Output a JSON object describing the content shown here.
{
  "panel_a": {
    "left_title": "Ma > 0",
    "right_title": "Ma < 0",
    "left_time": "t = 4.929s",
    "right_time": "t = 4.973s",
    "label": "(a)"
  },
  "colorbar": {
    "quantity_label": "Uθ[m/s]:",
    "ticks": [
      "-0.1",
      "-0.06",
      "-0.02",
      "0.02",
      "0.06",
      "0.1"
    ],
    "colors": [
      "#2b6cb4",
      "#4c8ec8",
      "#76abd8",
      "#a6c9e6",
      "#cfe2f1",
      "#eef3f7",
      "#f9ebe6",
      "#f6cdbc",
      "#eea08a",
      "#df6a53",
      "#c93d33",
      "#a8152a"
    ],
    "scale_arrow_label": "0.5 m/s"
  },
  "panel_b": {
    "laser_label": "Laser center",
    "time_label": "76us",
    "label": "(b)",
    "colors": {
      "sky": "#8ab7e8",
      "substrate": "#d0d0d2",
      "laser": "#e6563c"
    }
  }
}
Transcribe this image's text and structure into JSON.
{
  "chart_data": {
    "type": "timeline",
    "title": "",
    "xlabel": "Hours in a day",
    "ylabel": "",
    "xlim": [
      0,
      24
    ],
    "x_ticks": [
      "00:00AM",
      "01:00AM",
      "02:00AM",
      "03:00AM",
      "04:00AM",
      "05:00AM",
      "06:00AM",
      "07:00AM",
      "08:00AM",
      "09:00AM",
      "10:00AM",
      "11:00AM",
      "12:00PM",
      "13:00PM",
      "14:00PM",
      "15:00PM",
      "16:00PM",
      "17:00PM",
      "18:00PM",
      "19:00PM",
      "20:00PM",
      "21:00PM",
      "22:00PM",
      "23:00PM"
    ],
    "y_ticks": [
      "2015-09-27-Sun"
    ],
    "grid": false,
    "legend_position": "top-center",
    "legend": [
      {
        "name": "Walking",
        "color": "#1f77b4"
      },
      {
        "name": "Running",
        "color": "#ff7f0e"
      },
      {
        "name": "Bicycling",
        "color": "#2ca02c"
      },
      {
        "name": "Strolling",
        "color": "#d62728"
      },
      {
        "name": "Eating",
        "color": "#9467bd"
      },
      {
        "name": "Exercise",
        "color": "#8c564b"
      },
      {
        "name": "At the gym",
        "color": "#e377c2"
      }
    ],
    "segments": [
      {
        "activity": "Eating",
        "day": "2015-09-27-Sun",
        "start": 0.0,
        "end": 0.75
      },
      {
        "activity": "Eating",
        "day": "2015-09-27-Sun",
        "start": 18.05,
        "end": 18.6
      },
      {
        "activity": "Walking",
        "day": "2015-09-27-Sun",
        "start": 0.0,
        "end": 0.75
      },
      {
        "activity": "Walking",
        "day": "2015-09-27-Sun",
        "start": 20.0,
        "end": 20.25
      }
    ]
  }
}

* _Aim of the task_
Repeat every line of the data, exactly and in full.

* _Output of the task_
Output a JSON object describing the content shown here.
{
  "panel_a": {
    "left_title": "Ma > 0",
    "right_title": "Ma < 0",
    "left_time": "t = 4.929s",
    "right_time": "t = 4.973s",
    "label": "(a)"
  },
  "colorbar": {
    "quantity_label": "Uθ[m/s]:",
    "ticks": [
      "-0.1",
      "-0.06",
      "-0.02",
      "0.02",
      "0.06",
      "0.1"
    ],
    "colors": [
      "#2b6cb4",
      "#4c8ec8",
      "#76abd8",
      "#a6c9e6",
      "#cfe2f1",
      "#eef3f7",
      "#f9ebe6",
      "#f6cdbc",
      "#eea08a",
      "#df6a53",
      "#c93d33",
      "#a8152a"
    ],
    "scale_arrow_label": "0.5 m/s"
  },
  "panel_b": {
    "laser_label": "Laser center",
    "time_label": "76us",
    "label": "(b)",
    "colors": {
      "sky": "#8ab7e8",
      "substrate": "#d0d0d2",
      "laser": "#e6563c"
    }
  }
}
Transcribe this image's text and structure into JSON.
{
  "chart_data": {
    "type": "timeline",
    "title": "",
    "xlabel": "Hours in a day",
    "ylabel": "",
    "xlim": [
      0,
      24
    ],
    "x_ticks": [
      "00:00AM",
      "01:00AM",
      "02:00AM",
      "03:00AM",
      "04:00AM",
      "05:00AM",
      "06:00AM",
      "07:00AM",
      "08:00AM",
      "09:00AM",
      "10:00AM",
      "11:00AM",
      "12:00PM",
      "13:00PM",
      "14:00PM",
      "15:00PM",
      "16:00PM",
      "17:00PM",
      "18:00PM",
      "19:00PM",
      "20:00PM",
      "21:00PM",
      "22:00PM",
      "23:00PM"
    ],
    "y_ticks": [
      "2015-09-27-Sun"
    ],
    "grid": false,
    "legend_position": "top-center",
    "legend": [
      {
        "name": "Walking",
        "color": "#1f77b4"
      },
      {
        "name": "Running",
        "color": "#ff7f0e"
      },
      {
        "name": "Bicycling",
        "color": "#2ca02c"
      },
      {
        "name": "Strolling",
        "color": "#d62728"
      },
      {
        "name": "Eating",
        "color": "#9467bd"
      },
      {
        "name": "Exercise",
        "color": "#8c564b"
      },
      {
        "name": "At the gym",
        "color": "#e377c2"
      }
    ],
    "segments": [
      {
        "activity": "Eating",
        "day": "2015-09-27-Sun",
        "start": 0.0,
        "end": 0.75
      },
      {
        "activity": "Eating",
        "day": "2015-09-27-Sun",
        "start": 18.05,
        "end": 18.6
      },
      {
        "activity": "Walking",
        "day": "2015-09-27-Sun",
        "start": 0.0,
        "end": 0.75
      },
      {
        "activity": "Walking",
        "day": "2015-09-27-Sun",
        "start": 20.0,
        "end": 20.25
      }
    ]
  }
}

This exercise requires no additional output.